Return a copy of each line that holds the string "коли".
======== RECORD SET ========
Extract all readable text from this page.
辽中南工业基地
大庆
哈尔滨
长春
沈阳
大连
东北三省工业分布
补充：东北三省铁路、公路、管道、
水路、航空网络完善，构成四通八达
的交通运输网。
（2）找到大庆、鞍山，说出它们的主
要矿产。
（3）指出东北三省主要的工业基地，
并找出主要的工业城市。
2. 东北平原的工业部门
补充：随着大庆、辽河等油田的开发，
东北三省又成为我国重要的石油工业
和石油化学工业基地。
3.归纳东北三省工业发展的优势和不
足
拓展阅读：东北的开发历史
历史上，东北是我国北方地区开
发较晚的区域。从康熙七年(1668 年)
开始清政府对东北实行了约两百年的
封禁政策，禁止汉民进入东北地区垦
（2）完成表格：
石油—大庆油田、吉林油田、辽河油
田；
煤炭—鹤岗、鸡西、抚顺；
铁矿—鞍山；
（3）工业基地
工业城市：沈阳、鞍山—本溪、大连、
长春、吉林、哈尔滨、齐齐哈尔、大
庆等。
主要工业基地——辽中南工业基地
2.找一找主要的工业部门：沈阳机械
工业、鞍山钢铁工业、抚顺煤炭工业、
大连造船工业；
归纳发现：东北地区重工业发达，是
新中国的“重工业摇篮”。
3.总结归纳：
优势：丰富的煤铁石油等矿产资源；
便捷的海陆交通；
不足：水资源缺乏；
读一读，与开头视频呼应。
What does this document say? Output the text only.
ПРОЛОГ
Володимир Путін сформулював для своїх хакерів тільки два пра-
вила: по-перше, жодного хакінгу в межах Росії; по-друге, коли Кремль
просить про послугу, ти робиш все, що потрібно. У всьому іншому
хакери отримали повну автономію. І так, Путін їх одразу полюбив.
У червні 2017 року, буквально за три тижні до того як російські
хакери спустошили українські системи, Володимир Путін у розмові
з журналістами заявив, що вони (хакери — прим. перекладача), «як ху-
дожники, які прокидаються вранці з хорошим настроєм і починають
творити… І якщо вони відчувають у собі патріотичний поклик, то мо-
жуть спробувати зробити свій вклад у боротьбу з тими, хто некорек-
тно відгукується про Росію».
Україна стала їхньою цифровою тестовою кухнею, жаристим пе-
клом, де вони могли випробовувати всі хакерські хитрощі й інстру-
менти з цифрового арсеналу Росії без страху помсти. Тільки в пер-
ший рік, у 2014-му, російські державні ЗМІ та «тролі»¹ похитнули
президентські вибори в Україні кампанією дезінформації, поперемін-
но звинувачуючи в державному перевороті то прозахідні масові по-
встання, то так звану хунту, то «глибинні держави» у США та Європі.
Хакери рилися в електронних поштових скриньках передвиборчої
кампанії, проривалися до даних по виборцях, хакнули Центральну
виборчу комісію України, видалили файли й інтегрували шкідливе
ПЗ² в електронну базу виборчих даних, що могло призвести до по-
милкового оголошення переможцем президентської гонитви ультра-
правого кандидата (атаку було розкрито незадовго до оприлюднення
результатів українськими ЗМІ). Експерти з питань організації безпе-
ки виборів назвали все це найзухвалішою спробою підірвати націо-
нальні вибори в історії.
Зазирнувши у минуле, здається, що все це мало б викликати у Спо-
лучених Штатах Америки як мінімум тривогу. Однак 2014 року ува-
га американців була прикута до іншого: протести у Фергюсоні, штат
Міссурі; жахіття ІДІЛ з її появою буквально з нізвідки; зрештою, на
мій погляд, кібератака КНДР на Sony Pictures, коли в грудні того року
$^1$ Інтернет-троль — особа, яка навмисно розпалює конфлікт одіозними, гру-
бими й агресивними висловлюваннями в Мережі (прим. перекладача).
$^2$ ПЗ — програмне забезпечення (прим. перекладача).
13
========
(SOLUTION TO THIS PROBLEM):
вила: по-перше, жодного хакінгу в межах Росії; по-друге, коли Кремль
мій погляд, кібератака КНДР на Sony Pictures, коли в грудні того року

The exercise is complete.